Saved entries:
* * *

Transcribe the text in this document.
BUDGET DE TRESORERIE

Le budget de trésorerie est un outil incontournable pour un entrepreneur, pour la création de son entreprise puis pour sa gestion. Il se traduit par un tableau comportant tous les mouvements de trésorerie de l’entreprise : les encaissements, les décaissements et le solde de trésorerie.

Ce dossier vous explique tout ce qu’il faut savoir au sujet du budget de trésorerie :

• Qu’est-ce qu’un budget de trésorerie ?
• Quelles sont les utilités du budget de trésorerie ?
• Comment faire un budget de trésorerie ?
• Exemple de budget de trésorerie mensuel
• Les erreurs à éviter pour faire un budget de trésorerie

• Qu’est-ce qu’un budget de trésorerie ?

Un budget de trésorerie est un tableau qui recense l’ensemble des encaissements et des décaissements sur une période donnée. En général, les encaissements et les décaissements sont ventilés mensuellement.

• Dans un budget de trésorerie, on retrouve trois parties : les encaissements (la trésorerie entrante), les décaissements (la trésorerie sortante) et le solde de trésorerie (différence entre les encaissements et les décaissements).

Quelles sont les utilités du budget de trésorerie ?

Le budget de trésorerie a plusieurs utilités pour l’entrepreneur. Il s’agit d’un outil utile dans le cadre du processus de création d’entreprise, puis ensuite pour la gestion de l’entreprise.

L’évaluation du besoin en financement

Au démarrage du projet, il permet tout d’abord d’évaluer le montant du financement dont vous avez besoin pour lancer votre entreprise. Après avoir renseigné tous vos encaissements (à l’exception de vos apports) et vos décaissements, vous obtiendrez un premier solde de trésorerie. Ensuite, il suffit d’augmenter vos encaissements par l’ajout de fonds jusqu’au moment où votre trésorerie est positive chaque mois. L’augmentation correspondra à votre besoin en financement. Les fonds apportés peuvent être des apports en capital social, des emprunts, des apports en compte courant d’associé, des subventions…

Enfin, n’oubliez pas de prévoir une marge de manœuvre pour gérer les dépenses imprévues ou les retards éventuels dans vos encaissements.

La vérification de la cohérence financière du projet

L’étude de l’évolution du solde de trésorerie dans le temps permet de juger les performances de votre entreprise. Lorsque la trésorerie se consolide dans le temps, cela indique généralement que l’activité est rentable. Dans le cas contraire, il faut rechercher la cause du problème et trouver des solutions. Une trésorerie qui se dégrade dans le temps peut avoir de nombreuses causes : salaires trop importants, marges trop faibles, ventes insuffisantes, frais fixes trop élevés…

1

* * *

Copy out the whole listing, exactly as written.

• [Written reply]:
Transcribe the text in this document.
BUDGET DE TRESORERIE

Le budget de trésorerie est un outil incontournable pour un entrepreneur, pour la création de son entreprise puis pour sa gestion. Il se traduit par un tableau comportant tous les mouvements de trésorerie de l’entreprise : les encaissements, les décaissements et le solde de trésorerie.

Ce dossier vous explique tout ce qu’il faut savoir au sujet du budget de trésorerie :

• Qu’est-ce qu’un budget de trésorerie ?
• Quelles sont les utilités du budget de trésorerie ?
• Comment faire un budget de trésorerie ?
• Exemple de budget de trésorerie mensuel
• Les erreurs à éviter pour faire un budget de trésorerie

• Qu’est-ce qu’un budget de trésorerie ?

Un budget de trésorerie est un tableau qui recense l’ensemble des encaissements et des décaissements sur une période donnée. En général, les encaissements et les décaissements sont ventilés mensuellement.

• Dans un budget de trésorerie, on retrouve trois parties : les encaissements (la trésorerie entrante), les décaissements (la trésorerie sortante) et le solde de trésorerie (différence entre les encaissements et les décaissements).

Quelles sont les utilités du budget de trésorerie ?

Le budget de trésorerie a plusieurs utilités pour l’entrepreneur. Il s’agit d’un outil utile dans le cadre du processus de création d’entreprise, puis ensuite pour la gestion de l’entreprise.

L’évaluation du besoin en financement

Au démarrage du projet, il permet tout d’abord d’évaluer le montant du financement dont vous avez besoin pour lancer votre entreprise. Après avoir renseigné tous vos encaissements (à l’exception de vos apports) et vos décaissements, vous obtiendrez un premier solde de trésorerie. Ensuite, il suffit d’augmenter vos encaissements par l’ajout de fonds jusqu’au moment où votre trésorerie est positive chaque mois. L’augmentation correspondra à votre besoin en financement. Les fonds apportés peuvent être des apports en capital social, des emprunts, des apports en compte courant d’associé, des subventions…

Enfin, n’oubliez pas de prévoir une marge de manœuvre pour gérer les dépenses imprévues ou les retards éventuels dans vos encaissements.

La vérification de la cohérence financière du projet

L’étude de l’évolution du solde de trésorerie dans le temps permet de juger les performances de votre entreprise. Lorsque la trésorerie se consolide dans le temps, cela indique généralement que l’activité est rentable. Dans le cas contraire, il faut rechercher la cause du problème et trouver des solutions. Une trésorerie qui se dégrade dans le temps peut avoir de nombreuses causes : salaires trop importants, marges trop faibles, ventes insuffisantes, frais fixes trop élevés…

1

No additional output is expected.